───── MATERIAL PROVIDED

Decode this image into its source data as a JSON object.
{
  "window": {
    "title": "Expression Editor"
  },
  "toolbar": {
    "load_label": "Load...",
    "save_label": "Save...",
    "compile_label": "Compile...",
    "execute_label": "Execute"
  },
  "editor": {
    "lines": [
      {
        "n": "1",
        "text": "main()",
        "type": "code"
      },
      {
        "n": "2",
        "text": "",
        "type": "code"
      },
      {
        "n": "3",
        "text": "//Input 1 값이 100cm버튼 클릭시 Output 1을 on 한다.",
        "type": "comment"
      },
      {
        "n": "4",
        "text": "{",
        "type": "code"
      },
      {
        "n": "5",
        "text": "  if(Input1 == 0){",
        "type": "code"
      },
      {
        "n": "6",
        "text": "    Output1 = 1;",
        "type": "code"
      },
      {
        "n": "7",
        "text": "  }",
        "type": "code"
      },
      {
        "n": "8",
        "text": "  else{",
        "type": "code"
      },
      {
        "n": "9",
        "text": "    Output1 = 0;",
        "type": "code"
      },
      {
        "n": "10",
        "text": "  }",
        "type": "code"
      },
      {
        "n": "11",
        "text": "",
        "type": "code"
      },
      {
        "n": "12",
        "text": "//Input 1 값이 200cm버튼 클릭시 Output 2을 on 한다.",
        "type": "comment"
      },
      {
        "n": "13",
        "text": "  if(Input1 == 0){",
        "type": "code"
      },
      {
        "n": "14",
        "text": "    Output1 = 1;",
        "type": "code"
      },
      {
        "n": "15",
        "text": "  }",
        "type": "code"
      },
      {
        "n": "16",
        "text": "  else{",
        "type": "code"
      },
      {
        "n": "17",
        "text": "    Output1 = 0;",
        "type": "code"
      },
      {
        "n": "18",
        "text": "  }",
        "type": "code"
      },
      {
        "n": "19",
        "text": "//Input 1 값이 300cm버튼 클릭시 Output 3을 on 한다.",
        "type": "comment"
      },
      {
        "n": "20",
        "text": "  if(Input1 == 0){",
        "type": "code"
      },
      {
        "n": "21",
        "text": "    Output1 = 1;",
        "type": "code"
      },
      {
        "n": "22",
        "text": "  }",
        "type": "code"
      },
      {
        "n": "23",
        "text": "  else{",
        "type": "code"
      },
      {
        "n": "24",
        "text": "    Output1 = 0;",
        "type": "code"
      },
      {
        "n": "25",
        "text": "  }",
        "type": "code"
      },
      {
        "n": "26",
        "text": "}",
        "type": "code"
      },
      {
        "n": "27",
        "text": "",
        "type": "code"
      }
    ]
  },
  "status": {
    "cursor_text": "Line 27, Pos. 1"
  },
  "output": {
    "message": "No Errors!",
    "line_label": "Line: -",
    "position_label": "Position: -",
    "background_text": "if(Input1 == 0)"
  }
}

──────────

__PROMPT__. Write out every line of the material again, exactly as it reads.

__CORRECT OUTPUT__.
Decode this image into its source data as a JSON object.
{
  "window": {
    "title": "Expression Editor"
  },
  "toolbar": {
    "load_label": "Load...",
    "save_label": "Save...",
    "compile_label": "Compile...",
    "execute_label": "Execute"
  },
  "editor": {
    "lines": [
      {
        "n": "1",
        "text": "main()",
        "type": "code"
      },
      {
        "n": "2",
        "text": "",
        "type": "code"
      },
      {
        "n": "3",
        "text": "//Input 1 값이 100cm버튼 클릭시 Output 1을 on 한다.",
        "type": "comment"
      },
      {
        "n": "4",
        "text": "{",
        "type": "code"
      },
      {
        "n": "5",
        "text": "  if(Input1 == 0){",
        "type": "code"
      },
      {
        "n": "6",
        "text": "    Output1 = 1;",
        "type": "code"
      },
      {
        "n": "7",
        "text": "  }",
        "type": "code"
      },
      {
        "n": "8",
        "text": "  else{",
        "type": "code"
      },
      {
        "n": "9",
        "text": "    Output1 = 0;",
        "type": "code"
      },
      {
        "n": "10",
        "text": "  }",
        "type": "code"
      },
      {
        "n": "11",
        "text": "",
        "type": "code"
      },
      {
        "n": "12",
        "text": "//Input 1 값이 200cm버튼 클릭시 Output 2을 on 한다.",
        "type": "comment"
      },
      {
        "n": "13",
        "text": "  if(Input1 == 0){",
        "type": "code"
      },
      {
        "n": "14",
        "text": "    Output1 = 1;",
        "type": "code"
      },
      {
        "n": "15",
        "text": "  }",
        "type": "code"
      },
      {
        "n": "16",
        "text": "  else{",
        "type": "code"
      },
      {
        "n": "17",
        "text": "    Output1 = 0;",
        "type": "code"
      },
      {
        "n": "18",
        "text": "  }",
        "type": "code"
      },
      {
        "n": "19",
        "text": "//Input 1 값이 300cm버튼 클릭시 Output 3을 on 한다.",
        "type": "comment"
      },
      {
        "n": "20",
        "text": "  if(Input1 == 0){",
        "type": "code"
      },
      {
        "n": "21",
        "text": "    Output1 = 1;",
        "type": "code"
      },
      {
        "n": "22",
        "text": "  }",
        "type": "code"
      },
      {
        "n": "23",
        "text": "  else{",
        "type": "code"
      },
      {
        "n": "24",
        "text": "    Output1 = 0;",
        "type": "code"
      },
      {
        "n": "25",
        "text": "  }",
        "type": "code"
      },
      {
        "n": "26",
        "text": "}",
        "type": "code"
      },
      {
        "n": "27",
        "text": "",
        "type": "code"
      }
    ]
  },
  "status": {
    "cursor_text": "Line 27, Pos. 1"
  },
  "output": {
    "message": "No Errors!",
    "line_label": "Line: -",
    "position_label": "Position: -",
    "background_text": "if(Input1 == 0)"
  }
}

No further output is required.